***** Data to process *****
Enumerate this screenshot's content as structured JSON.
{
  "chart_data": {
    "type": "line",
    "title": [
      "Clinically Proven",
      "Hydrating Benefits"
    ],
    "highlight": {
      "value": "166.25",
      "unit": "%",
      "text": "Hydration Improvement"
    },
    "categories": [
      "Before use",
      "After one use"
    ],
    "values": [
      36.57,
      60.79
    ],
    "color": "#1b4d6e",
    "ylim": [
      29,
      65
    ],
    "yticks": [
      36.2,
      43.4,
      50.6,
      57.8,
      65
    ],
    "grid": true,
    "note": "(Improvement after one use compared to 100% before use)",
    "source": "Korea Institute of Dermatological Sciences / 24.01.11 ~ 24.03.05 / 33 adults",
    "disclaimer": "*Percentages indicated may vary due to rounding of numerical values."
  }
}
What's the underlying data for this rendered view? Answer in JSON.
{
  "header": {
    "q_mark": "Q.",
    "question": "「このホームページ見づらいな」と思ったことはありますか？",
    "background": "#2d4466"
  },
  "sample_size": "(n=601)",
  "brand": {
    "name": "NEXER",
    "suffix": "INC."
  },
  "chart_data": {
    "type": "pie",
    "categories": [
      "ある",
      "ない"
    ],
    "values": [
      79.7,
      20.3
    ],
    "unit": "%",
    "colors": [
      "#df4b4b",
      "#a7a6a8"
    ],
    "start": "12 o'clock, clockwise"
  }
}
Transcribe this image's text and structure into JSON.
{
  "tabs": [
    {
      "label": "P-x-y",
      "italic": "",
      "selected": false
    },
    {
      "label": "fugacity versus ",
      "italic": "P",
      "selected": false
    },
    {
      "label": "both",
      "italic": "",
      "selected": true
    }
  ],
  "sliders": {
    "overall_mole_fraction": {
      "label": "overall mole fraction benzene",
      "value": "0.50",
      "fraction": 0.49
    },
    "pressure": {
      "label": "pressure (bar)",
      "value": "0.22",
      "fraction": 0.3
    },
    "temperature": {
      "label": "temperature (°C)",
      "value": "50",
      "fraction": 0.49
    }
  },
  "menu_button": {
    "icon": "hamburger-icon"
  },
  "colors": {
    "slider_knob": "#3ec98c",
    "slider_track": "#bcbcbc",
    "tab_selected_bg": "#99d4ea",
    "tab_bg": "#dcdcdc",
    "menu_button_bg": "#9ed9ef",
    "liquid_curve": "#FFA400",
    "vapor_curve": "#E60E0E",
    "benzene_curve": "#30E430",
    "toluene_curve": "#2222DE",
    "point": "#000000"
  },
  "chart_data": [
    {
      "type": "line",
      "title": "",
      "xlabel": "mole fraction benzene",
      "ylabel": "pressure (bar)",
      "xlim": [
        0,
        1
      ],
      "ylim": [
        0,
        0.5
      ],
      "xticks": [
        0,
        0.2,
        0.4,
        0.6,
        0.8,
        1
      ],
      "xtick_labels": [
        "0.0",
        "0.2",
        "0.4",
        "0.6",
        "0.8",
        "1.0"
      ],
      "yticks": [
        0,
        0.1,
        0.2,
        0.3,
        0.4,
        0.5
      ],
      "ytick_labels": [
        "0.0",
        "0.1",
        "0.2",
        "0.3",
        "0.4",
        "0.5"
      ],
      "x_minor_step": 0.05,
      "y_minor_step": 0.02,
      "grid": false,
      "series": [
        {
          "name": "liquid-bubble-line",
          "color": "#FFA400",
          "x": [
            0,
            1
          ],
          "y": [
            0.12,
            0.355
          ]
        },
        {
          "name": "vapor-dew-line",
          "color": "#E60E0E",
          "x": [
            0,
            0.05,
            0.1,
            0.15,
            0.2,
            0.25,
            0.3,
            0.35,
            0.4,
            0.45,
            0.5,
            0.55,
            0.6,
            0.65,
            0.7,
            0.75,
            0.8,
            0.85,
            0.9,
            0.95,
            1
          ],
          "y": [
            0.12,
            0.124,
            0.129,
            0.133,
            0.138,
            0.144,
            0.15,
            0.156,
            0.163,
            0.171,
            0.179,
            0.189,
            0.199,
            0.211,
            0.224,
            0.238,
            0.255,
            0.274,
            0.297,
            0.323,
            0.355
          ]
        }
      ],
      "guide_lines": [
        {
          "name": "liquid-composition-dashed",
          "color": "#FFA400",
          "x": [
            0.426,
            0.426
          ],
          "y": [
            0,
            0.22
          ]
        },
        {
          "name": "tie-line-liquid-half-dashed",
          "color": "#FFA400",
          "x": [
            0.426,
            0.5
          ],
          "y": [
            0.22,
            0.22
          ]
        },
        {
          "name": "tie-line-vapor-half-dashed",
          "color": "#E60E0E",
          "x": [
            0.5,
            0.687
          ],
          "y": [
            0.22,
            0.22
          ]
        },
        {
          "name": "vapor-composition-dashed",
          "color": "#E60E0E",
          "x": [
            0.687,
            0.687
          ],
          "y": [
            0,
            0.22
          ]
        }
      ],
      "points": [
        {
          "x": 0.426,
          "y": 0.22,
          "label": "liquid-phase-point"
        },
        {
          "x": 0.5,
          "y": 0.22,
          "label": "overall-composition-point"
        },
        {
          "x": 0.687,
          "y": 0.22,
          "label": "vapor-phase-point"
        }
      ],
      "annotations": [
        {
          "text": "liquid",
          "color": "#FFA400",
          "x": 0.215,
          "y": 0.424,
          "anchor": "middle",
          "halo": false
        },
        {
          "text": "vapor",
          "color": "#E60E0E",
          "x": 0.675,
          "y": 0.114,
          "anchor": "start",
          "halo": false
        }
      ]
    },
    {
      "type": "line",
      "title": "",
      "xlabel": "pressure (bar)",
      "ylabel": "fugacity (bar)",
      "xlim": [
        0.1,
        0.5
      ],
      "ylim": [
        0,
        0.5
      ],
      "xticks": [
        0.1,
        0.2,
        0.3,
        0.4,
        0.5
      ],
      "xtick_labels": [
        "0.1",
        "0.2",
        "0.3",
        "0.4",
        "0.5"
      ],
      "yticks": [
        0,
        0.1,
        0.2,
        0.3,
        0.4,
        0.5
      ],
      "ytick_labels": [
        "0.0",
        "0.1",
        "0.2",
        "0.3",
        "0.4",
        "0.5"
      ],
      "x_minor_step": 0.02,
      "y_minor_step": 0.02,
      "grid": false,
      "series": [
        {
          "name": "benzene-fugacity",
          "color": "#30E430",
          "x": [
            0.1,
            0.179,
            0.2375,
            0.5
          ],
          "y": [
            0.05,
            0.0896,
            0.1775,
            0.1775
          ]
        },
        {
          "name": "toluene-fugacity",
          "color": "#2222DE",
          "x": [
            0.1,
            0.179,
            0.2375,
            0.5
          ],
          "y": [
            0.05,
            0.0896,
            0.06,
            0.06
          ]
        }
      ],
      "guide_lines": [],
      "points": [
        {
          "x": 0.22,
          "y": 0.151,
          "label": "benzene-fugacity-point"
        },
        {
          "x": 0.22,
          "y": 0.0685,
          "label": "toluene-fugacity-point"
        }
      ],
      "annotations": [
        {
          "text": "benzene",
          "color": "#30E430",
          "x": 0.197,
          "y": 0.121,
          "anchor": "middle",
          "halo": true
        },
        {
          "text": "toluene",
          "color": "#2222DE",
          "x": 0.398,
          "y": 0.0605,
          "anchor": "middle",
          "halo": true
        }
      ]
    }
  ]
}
*****
What to produce ▸ Return each line of the records above exactly as it reads.

Answer for the task ▸
Enumerate this screenshot's content as structured JSON.
{
  "chart_data": {
    "type": "line",
    "title": [
      "Clinically Proven",
      "Hydrating Benefits"
    ],
    "highlight": {
      "value": "166.25",
      "unit": "%",
      "text": "Hydration Improvement"
    },
    "categories": [
      "Before use",
      "After one use"
    ],
    "values": [
      36.57,
      60.79
    ],
    "color": "#1b4d6e",
    "ylim": [
      29,
      65
    ],
    "yticks": [
      36.2,
      43.4,
      50.6,
      57.8,
      65
    ],
    "grid": true,
    "note": "(Improvement after one use compared to 100% before use)",
    "source": "Korea Institute of Dermatological Sciences / 24.01.11 ~ 24.03.05 / 33 adults",
    "disclaimer": "*Percentages indicated may vary due to rounding of numerical values."
  }
}
What's the underlying data for this rendered view? Answer in JSON.
{
  "header": {
    "q_mark": "Q.",
    "question": "「このホームページ見づらいな」と思ったことはありますか？",
    "background": "#2d4466"
  },
  "sample_size": "(n=601)",
  "brand": {
    "name": "NEXER",
    "suffix": "INC."
  },
  "chart_data": {
    "type": "pie",
    "categories": [
      "ある",
      "ない"
    ],
    "values": [
      79.7,
      20.3
    ],
    "unit": "%",
    "colors": [
      "#df4b4b",
      "#a7a6a8"
    ],
    "start": "12 o'clock, clockwise"
  }
}
Transcribe this image's text and structure into JSON.
{
  "tabs": [
    {
      "label": "P-x-y",
      "italic": "",
      "selected": false
    },
    {
      "label": "fugacity versus ",
      "italic": "P",
      "selected": false
    },
    {
      "label": "both",
      "italic": "",
      "selected": true
    }
  ],
  "sliders": {
    "overall_mole_fraction": {
      "label": "overall mole fraction benzene",
      "value": "0.50",
      "fraction": 0.49
    },
    "pressure": {
      "label": "pressure (bar)",
      "value": "0.22",
      "fraction": 0.3
    },
    "temperature": {
      "label": "temperature (°C)",
      "value": "50",
      "fraction": 0.49
    }
  },
  "menu_button": {
    "icon": "hamburger-icon"
  },
  "colors": {
    "slider_knob": "#3ec98c",
    "slider_track": "#bcbcbc",
    "tab_selected_bg": "#99d4ea",
    "tab_bg": "#dcdcdc",
    "menu_button_bg": "#9ed9ef",
    "liquid_curve": "#FFA400",
    "vapor_curve": "#E60E0E",
    "benzene_curve": "#30E430",
    "toluene_curve": "#2222DE",
    "point": "#000000"
  },
  "chart_data": [
    {
      "type": "line",
      "title": "",
      "xlabel": "mole fraction benzene",
      "ylabel": "pressure (bar)",
      "xlim": [
        0,
        1
      ],
      "ylim": [
        0,
        0.5
      ],
      "xticks": [
        0,
        0.2,
        0.4,
        0.6,
        0.8,
        1
      ],
      "xtick_labels": [
        "0.0",
        "0.2",
        "0.4",
        "0.6",
        "0.8",
        "1.0"
      ],
      "yticks": [
        0,
        0.1,
        0.2,
        0.3,
        0.4,
        0.5
      ],
      "ytick_labels": [
        "0.0",
        "0.1",
        "0.2",
        "0.3",
        "0.4",
        "0.5"
      ],
      "x_minor_step": 0.05,
      "y_minor_step": 0.02,
      "grid": false,
      "series": [
        {
          "name": "liquid-bubble-line",
          "color": "#FFA400",
          "x": [
            0,
            1
          ],
          "y": [
            0.12,
            0.355
          ]
        },
        {
          "name": "vapor-dew-line",
          "color": "#E60E0E",
          "x": [
            0,
            0.05,
            0.1,
            0.15,
            0.2,
            0.25,
            0.3,
            0.35,
            0.4,
            0.45,
            0.5,
            0.55,
            0.6,
            0.65,
            0.7,
            0.75,
            0.8,
            0.85,
            0.9,
            0.95,
            1
          ],
          "y": [
            0.12,
            0.124,
            0.129,
            0.133,
            0.138,
            0.144,
            0.15,
            0.156,
            0.163,
            0.171,
            0.179,
            0.189,
            0.199,
            0.211,
            0.224,
            0.238,
            0.255,
            0.274,
            0.297,
            0.323,
            0.355
          ]
        }
      ],
      "guide_lines": [
        {
          "name": "liquid-composition-dashed",
          "color": "#FFA400",
          "x": [
            0.426,
            0.426
          ],
          "y": [
            0,
            0.22
          ]
        },
        {
          "name": "tie-line-liquid-half-dashed",
          "color": "#FFA400",
          "x": [
            0.426,
            0.5
          ],
          "y": [
            0.22,
            0.22
          ]
        },
        {
          "name": "tie-line-vapor-half-dashed",
          "color": "#E60E0E",
          "x": [
            0.5,
            0.687
          ],
          "y": [
            0.22,
            0.22
          ]
        },
        {
          "name": "vapor-composition-dashed",
          "color": "#E60E0E",
          "x": [
            0.687,
            0.687
          ],
          "y": [
            0,
            0.22
          ]
        }
      ],
      "points": [
        {
          "x": 0.426,
          "y": 0.22,
          "label": "liquid-phase-point"
        },
        {
          "x": 0.5,
          "y": 0.22,
          "label": "overall-composition-point"
        },
        {
          "x": 0.687,
          "y": 0.22,
          "label": "vapor-phase-point"
        }
      ],
      "annotations": [
        {
          "text": "liquid",
          "color": "#FFA400",
          "x": 0.215,
          "y": 0.424,
          "anchor": "middle",
          "halo": false
        },
        {
          "text": "vapor",
          "color": "#E60E0E",
          "x": 0.675,
          "y": 0.114,
          "anchor": "start",
          "halo": false
        }
      ]
    },
    {
      "type": "line",
      "title": "",
      "xlabel": "pressure (bar)",
      "ylabel": "fugacity (bar)",
      "xlim": [
        0.1,
        0.5
      ],
      "ylim": [
        0,
        0.5
      ],
      "xticks": [
        0.1,
        0.2,
        0.3,
        0.4,
        0.5
      ],
      "xtick_labels": [
        "0.1",
        "0.2",
        "0.3",
        "0.4",
        "0.5"
      ],
      "yticks": [
        0,
        0.1,
        0.2,
        0.3,
        0.4,
        0.5
      ],
      "ytick_labels": [
        "0.0",
        "0.1",
        "0.2",
        "0.3",
        "0.4",
        "0.5"
      ],
      "x_minor_step": 0.02,
      "y_minor_step": 0.02,
      "grid": false,
      "series": [
        {
          "name": "benzene-fugacity",
          "color": "#30E430",
          "x": [
            0.1,
            0.179,
            0.2375,
            0.5
          ],
          "y": [
            0.05,
            0.0896,
            0.1775,
            0.1775
          ]
        },
        {
          "name": "toluene-fugacity",
          "color": "#2222DE",
          "x": [
            0.1,
            0.179,
            0.2375,
            0.5
          ],
          "y": [
            0.05,
            0.0896,
            0.06,
            0.06
          ]
        }
      ],
      "guide_lines": [],
      "points": [
        {
          "x": 0.22,
          "y": 0.151,
          "label": "benzene-fugacity-point"
        },
        {
          "x": 0.22,
          "y": 0.0685,
          "label": "toluene-fugacity-point"
        }
      ],
      "annotations": [
        {
          "text": "benzene",
          "color": "#30E430",
          "x": 0.197,
          "y": 0.121,
          "anchor": "middle",
          "halo": true
        },
        {
          "text": "toluene",
          "color": "#2222DE",
          "x": 0.398,
          "y": 0.0605,
          "anchor": "middle",
          "halo": true
        }
      ]
    }
  ]
}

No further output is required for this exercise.